**REQUIREMENT A**
From the review of Materialists, echo the passage from "You might ask: Haven’t" up to and including "be frank, need.".
**REQUIREMENT B**
Render this sentence from the review of Materialists in French: "Meanwhile, Pedro Pascal plays the romantic foil, his main personality trait being the fact that he is loaded."

## start SELECTED PASSAGE

The entire time I watched the new movie Materialists, I tried to put my finger on what this film was.
Parody? Satire? Director Celine Song, whose first feature Past Lives was so beautiful and wrenching that I watched it on a long international flight and then immediately went back to the beginning and watched it all over again, has followed up with a bigger-budget buzzkill. Dakota Johnson plays a modern matchmaker so focused on the numbers (height, income) that she makes Yente from Fiddler on the Roof look sentimental. Her winning pitch is that what you’re looking for in a match is a “grave buddy”: not someone to build a life with, but someone to decompose near. She’s feted at the office for her ninth successful match, or at least marriage—the attachments are so tenuous you expect even these will be repeat customers.
In a piece for The Free Press, Kat Rosenfield compares Materialists to Jane Austen’s Persuasion, noting the unfortunate plot inversion that has Captain Wentworth’s jilted lover stand-in—that is, Chris Evans—completely unchanged in the eight years since the heroine was forced to reject him for being unsuitably poor. Meanwhile, Pedro Pascal plays the romantic foil, his main personality trait being the fact that he is loaded. Still, to really understand how Materialists misses the mark demands a closer reading of Austen’s greatest rom-com of all time, Pride and Prejudice.
You might ask: Haven’t we had enough of Pride and Prejudice? Well, no. There’s a reason Pride and Prejudice was insanely popular in its day and continues to be now, and in understanding what makes it—in my opinion—perfect, we can see why Materialists does not in any way fill the same cultural place or, to be frank, need.
When it comes to pairing up, rational arguments fall flat. If we had depended on them for the survival of the species, humanity would have died out long ago. Intellectual browbeating or religious haranguing to “get it on” is romantically off-putting, to say the least. Mimesis, or observing the adults around us pursue married bliss in real life, may be even more so. There’s a malaise that can descend on couples especially when they’re in the throes of childrearing—it’s hard!—and what are the chances that their children won’t have noticed that, too?

## end SELECTED PASSAGE
## start GIVEN DATA

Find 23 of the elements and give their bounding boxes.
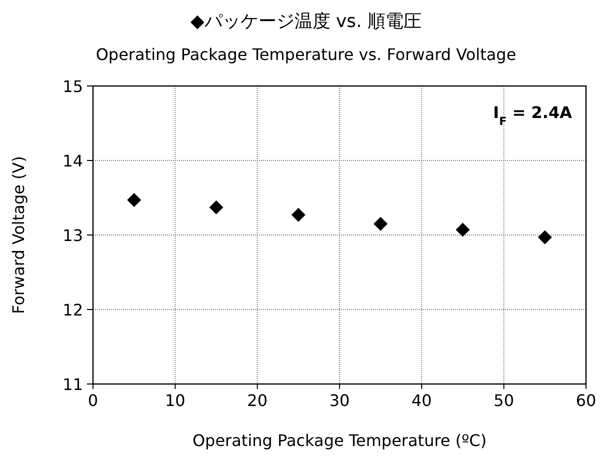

## end GIVEN DATA

**EXPECTED OUTPUT A**
You might ask: Haven’t we had enough of Pride and Prejudice? Well, no. There’s a reason Pride and Prejudice was insanely popular in its day and continues to be now, and in understanding what makes it—in my opinion—perfect, we can see why Materialists does not in any way fill the same cultural place or, to be frank, need.

**EXPECTED OUTPUT B**
Pendant ce temps, Pedro Pascal incarne le rival amoureux, dont le principal trait de personnalité est d'être plein aux as.